Aim: Every line that holds "Kami" should be shown.

Given data:
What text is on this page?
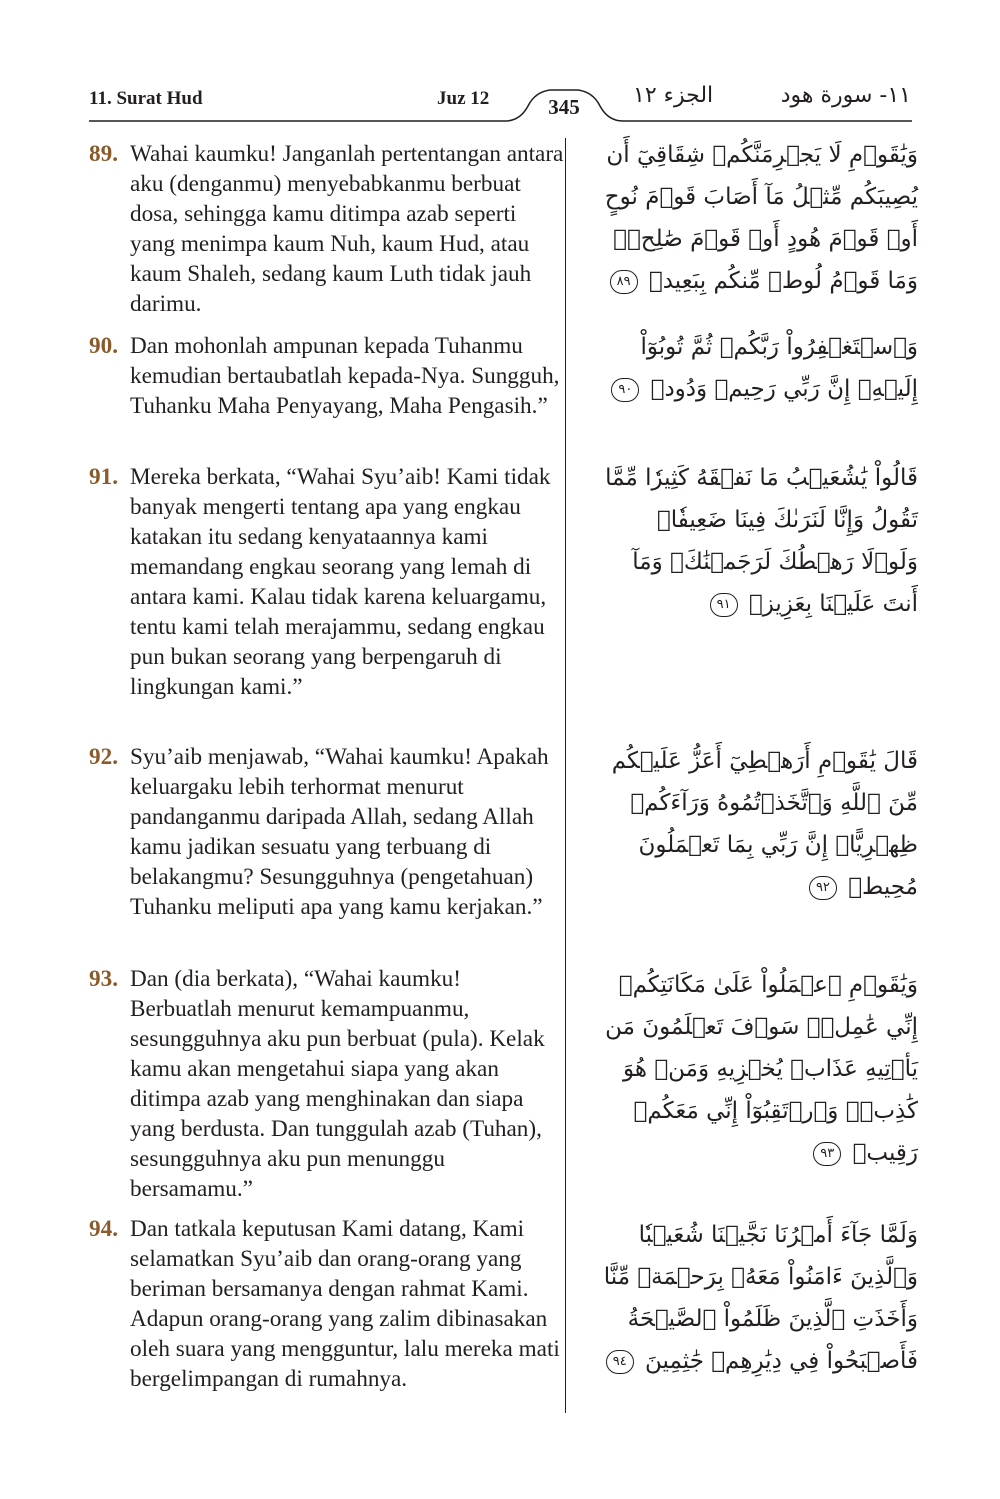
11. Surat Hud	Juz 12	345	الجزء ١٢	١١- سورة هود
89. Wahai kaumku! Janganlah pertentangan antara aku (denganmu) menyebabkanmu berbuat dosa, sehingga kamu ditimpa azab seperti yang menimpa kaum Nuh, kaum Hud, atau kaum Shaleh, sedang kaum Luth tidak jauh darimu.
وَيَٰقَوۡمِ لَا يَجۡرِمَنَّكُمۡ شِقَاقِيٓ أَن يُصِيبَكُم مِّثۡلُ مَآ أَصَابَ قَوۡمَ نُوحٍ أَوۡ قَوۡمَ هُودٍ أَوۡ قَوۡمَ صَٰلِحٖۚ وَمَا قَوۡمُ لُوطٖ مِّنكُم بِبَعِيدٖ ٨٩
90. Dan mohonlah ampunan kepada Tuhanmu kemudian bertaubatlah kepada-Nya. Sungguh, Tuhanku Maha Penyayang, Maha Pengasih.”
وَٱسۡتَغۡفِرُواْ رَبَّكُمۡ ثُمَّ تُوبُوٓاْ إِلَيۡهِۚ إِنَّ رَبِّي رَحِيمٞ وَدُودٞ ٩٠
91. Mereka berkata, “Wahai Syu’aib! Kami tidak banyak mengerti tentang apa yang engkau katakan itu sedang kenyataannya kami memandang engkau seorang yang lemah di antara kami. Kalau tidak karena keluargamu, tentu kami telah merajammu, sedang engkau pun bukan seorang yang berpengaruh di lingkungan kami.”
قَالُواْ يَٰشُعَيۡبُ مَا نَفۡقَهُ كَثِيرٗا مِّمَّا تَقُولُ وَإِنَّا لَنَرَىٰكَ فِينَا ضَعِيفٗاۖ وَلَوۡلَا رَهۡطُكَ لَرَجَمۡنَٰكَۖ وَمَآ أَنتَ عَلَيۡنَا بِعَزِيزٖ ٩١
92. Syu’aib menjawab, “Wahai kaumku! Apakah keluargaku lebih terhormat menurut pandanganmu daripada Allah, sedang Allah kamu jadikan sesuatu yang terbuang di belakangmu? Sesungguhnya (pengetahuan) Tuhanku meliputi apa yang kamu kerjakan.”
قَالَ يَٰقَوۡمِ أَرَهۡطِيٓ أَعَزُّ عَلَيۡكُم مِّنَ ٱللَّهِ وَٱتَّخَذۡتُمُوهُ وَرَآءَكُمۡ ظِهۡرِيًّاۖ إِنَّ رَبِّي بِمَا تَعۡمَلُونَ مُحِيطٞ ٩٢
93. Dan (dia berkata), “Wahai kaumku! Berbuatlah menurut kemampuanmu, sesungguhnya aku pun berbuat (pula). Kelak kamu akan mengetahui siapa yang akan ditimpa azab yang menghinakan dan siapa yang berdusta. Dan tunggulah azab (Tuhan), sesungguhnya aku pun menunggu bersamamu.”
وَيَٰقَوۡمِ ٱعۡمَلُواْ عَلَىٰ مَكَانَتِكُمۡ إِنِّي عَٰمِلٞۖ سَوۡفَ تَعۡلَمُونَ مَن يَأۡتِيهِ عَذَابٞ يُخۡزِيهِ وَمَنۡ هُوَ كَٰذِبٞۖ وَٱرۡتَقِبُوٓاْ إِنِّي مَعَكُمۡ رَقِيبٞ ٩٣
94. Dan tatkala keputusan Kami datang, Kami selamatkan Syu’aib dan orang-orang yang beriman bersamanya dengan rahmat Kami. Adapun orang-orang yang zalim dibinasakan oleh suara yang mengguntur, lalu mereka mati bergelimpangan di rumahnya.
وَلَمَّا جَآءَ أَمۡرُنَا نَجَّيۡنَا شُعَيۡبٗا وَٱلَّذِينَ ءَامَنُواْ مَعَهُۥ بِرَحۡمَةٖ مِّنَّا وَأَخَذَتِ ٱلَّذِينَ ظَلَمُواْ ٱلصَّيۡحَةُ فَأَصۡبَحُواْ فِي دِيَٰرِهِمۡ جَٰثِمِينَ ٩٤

==

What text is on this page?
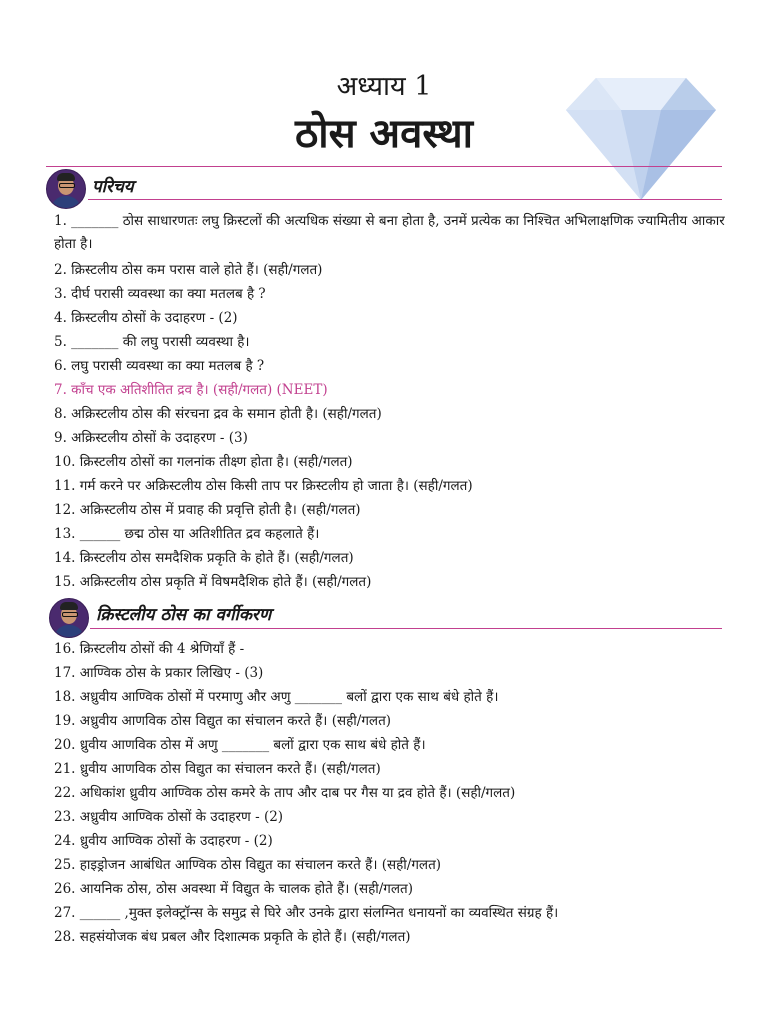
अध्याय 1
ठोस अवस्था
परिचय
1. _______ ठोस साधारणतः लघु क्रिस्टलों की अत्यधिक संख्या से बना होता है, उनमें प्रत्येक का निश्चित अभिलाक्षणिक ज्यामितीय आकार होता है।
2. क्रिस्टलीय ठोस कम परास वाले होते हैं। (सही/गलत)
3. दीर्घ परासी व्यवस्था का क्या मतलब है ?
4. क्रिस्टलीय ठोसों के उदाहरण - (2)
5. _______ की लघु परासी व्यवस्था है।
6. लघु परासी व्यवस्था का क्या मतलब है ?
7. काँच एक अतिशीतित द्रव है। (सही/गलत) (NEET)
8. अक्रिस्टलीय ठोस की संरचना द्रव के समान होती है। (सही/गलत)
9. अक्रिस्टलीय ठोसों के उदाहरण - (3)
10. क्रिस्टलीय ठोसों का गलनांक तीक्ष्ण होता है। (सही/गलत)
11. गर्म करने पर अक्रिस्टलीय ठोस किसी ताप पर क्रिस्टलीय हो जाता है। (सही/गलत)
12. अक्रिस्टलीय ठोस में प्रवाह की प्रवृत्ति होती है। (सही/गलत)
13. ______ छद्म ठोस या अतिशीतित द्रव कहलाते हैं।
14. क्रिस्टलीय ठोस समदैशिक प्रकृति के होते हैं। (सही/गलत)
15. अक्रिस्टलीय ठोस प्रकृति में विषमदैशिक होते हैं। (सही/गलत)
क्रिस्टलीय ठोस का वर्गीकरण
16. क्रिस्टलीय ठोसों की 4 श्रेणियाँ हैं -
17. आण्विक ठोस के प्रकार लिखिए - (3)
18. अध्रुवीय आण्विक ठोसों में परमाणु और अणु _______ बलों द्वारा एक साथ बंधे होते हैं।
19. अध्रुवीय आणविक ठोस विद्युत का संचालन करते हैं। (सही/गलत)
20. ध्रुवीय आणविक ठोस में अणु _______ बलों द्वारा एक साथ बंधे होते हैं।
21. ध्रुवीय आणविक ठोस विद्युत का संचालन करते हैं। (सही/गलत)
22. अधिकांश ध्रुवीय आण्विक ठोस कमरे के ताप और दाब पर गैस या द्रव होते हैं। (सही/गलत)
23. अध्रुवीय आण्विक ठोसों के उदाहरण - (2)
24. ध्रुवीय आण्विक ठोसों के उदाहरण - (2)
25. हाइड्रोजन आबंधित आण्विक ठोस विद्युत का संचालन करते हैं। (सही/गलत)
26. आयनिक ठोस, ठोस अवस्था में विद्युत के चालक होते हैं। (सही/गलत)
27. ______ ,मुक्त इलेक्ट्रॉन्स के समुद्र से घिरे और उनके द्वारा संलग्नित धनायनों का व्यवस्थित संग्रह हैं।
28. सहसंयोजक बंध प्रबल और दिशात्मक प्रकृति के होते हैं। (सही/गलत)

--

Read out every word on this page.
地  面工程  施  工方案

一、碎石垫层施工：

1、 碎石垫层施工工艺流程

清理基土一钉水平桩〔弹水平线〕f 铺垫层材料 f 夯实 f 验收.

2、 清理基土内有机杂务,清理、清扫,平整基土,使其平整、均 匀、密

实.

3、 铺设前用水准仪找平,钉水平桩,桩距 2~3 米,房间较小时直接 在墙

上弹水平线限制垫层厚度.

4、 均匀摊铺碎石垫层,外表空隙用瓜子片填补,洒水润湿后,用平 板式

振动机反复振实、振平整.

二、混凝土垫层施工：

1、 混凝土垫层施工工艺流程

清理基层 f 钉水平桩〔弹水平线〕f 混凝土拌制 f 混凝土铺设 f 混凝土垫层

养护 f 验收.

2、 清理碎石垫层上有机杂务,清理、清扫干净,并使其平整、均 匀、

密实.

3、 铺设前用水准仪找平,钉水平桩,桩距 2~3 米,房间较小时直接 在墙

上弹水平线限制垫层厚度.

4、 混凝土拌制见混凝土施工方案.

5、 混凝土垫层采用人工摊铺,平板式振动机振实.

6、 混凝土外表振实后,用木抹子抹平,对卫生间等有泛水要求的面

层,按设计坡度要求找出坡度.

Output for this task:
91. Mereka berkata, “Wahai Syu’aib! Kami tidak banyak mengerti tentang apa yang engkau katakan itu sedang kenyataannya kami memandang engkau seorang yang lemah di antara kami. Kalau tidak karena keluargamu, tentu kami telah merajammu, sedang engkau pun bukan seorang yang berpengaruh di lingkungan kami.”
94. Dan tatkala keputusan Kami datang, Kami selamatkan Syu’aib dan orang-orang yang beriman bersamanya dengan rahmat Kami. Adapun orang-orang yang zalim dibinasakan oleh suara yang mengguntur, lalu mereka mati bergelimpangan di rumahnya.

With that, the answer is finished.